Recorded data
[start]

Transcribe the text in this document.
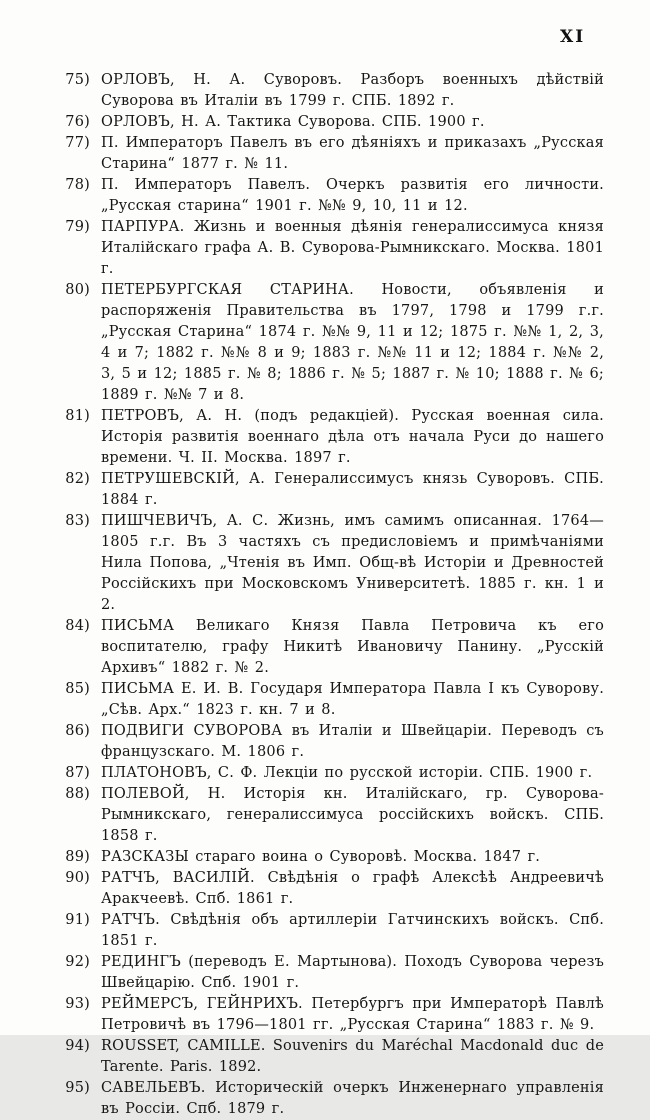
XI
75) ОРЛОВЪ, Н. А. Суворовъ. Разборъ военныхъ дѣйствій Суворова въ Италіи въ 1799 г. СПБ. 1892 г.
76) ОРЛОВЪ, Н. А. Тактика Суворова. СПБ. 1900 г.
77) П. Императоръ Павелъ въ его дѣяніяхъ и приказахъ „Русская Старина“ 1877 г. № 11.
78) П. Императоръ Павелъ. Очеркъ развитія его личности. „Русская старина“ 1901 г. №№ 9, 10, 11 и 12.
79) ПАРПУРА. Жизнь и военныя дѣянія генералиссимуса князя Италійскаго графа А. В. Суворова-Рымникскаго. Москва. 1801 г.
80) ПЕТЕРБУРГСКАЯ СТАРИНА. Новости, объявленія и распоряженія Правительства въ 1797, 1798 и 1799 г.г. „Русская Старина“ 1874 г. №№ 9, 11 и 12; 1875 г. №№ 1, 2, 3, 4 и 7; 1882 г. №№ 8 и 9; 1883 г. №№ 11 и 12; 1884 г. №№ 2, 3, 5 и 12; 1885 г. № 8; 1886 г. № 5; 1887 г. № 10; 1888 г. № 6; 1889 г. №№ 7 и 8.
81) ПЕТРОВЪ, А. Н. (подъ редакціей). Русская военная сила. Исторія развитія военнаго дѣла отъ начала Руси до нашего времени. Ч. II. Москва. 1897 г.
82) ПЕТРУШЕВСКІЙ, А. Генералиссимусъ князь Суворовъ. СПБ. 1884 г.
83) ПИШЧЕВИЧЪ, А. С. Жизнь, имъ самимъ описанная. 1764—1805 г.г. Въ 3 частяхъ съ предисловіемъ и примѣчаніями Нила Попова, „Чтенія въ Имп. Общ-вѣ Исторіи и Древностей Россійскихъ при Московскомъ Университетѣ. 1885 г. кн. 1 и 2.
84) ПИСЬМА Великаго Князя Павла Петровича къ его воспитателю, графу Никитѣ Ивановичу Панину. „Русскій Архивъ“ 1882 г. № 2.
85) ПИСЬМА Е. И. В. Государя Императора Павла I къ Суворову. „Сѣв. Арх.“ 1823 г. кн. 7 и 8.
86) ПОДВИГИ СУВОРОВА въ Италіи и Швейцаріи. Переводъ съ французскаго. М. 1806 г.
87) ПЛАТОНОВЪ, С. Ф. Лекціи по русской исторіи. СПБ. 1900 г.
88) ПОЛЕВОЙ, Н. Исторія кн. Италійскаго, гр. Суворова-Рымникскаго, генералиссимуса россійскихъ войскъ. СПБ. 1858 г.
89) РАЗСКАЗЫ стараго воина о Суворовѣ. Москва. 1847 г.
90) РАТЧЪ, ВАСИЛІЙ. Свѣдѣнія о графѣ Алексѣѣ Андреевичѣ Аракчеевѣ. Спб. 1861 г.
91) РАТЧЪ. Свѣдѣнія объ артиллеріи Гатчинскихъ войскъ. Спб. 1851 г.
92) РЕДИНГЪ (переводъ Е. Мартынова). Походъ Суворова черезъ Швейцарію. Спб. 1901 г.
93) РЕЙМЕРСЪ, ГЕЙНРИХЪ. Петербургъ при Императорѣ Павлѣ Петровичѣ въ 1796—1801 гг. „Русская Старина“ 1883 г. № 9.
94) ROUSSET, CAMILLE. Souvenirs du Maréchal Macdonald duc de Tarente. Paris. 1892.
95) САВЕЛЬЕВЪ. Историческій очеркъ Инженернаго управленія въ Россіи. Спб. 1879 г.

[end]
[start]

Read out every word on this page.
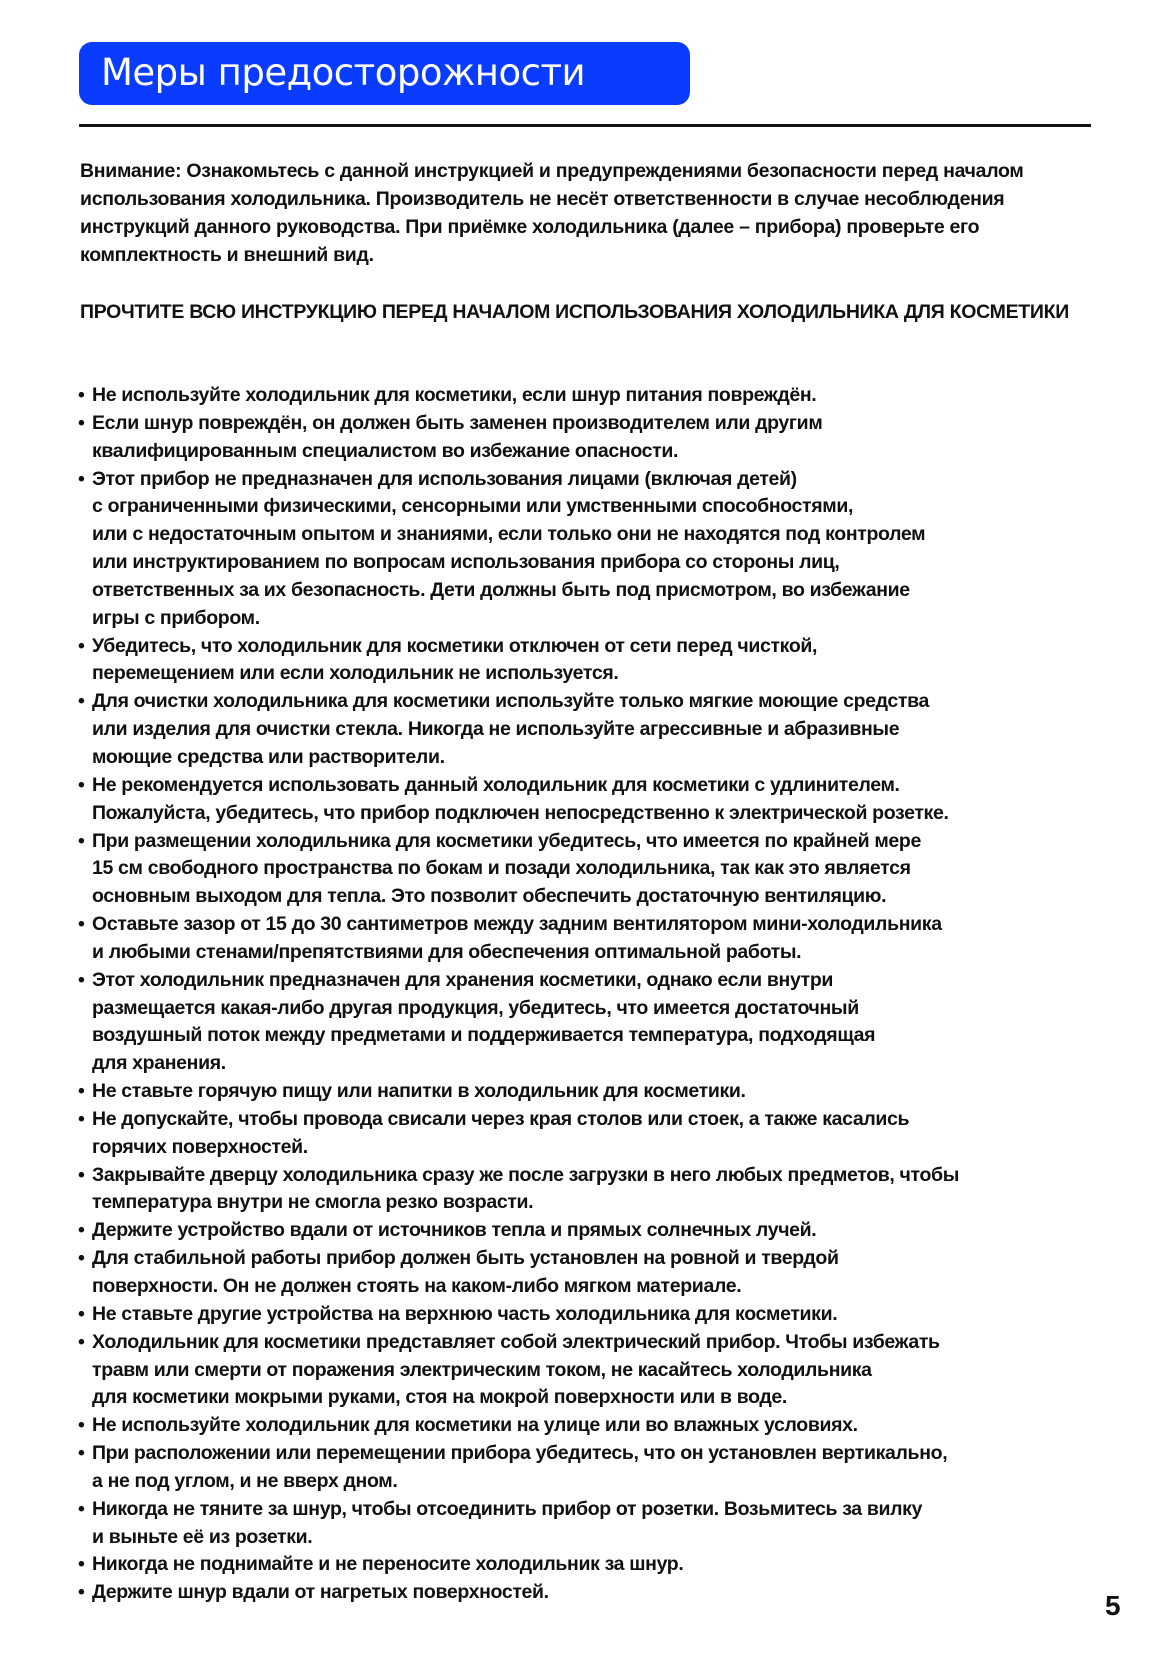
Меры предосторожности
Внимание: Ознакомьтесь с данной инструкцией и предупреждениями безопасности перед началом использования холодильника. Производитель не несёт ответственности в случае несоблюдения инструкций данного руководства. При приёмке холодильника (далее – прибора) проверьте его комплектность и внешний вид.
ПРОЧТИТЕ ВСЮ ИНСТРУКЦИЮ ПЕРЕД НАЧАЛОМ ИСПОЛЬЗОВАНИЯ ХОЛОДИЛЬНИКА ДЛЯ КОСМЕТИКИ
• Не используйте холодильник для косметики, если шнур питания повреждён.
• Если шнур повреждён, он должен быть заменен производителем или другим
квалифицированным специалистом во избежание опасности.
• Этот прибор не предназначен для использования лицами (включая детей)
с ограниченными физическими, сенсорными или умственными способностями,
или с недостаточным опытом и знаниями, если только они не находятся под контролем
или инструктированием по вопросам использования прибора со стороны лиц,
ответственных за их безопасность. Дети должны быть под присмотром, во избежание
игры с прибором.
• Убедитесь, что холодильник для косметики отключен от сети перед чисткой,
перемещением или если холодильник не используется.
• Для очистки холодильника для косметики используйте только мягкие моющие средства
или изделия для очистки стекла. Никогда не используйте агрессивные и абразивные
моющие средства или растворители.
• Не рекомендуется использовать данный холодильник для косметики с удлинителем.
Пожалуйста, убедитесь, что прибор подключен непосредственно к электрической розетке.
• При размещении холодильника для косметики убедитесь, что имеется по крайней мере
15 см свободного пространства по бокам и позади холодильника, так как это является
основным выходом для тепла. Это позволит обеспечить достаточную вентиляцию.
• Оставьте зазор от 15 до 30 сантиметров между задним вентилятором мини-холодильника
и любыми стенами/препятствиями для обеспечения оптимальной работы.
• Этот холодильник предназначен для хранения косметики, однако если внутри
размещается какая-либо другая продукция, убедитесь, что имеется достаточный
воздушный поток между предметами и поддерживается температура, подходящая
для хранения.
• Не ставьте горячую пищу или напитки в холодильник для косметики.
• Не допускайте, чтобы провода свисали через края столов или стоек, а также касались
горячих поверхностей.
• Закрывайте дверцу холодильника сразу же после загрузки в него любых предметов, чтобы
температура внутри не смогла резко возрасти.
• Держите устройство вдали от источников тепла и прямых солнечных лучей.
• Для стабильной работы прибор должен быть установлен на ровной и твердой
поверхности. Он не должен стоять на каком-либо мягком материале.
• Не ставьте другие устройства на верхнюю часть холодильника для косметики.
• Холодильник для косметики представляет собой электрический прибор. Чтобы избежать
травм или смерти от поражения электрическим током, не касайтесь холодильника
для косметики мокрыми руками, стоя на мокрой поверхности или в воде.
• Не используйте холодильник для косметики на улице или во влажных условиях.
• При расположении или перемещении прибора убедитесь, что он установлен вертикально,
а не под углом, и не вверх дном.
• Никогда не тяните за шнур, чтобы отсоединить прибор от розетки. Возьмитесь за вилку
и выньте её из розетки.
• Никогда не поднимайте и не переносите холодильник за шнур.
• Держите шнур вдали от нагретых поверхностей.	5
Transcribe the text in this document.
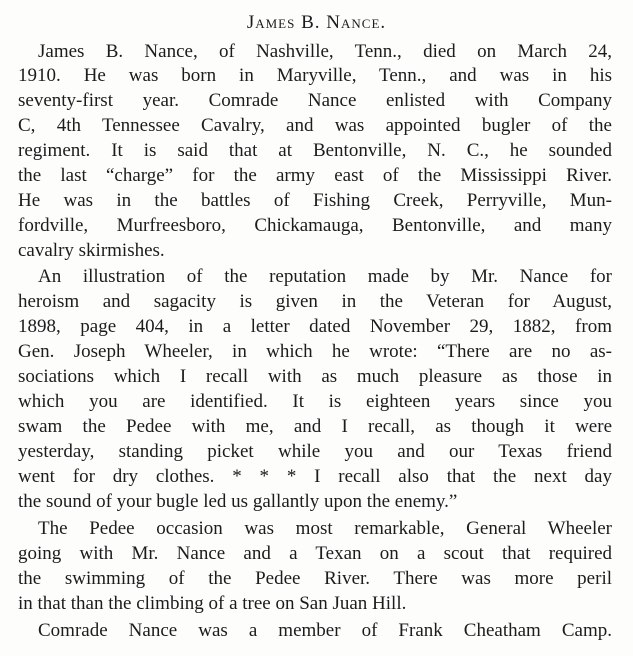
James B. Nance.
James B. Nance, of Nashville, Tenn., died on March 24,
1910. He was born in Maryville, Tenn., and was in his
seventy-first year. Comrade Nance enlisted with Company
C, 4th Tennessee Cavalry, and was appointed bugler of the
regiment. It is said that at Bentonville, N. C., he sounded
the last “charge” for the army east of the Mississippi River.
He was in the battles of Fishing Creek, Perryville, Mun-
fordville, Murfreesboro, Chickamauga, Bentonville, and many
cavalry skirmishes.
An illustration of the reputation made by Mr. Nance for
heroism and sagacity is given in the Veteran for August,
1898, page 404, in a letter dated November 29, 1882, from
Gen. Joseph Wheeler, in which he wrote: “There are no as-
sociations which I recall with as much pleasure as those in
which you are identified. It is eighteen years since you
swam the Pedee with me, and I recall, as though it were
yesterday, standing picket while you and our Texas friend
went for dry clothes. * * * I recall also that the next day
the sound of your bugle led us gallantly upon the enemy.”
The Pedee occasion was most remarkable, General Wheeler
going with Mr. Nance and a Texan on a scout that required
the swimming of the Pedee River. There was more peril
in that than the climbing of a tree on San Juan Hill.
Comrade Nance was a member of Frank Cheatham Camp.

[end]

*YOUR TASK*.
Search the listing above for the string "Италійскаго". Copy every line that contains it.

*RESPONSE FOR THIS EXERCISE*.
79) ПАРПУРА. Жизнь и военныя дѣянія генералиссимуса князя Италійскаго графа А. В. Суворова-Рымникскаго. Москва. 1801 г.
88) ПОЛЕВОЙ, Н. Исторія кн. Италійскаго, гр. Суворова-Рымникскаго, генералиссимуса россійскихъ войскъ. СПБ. 1858 г.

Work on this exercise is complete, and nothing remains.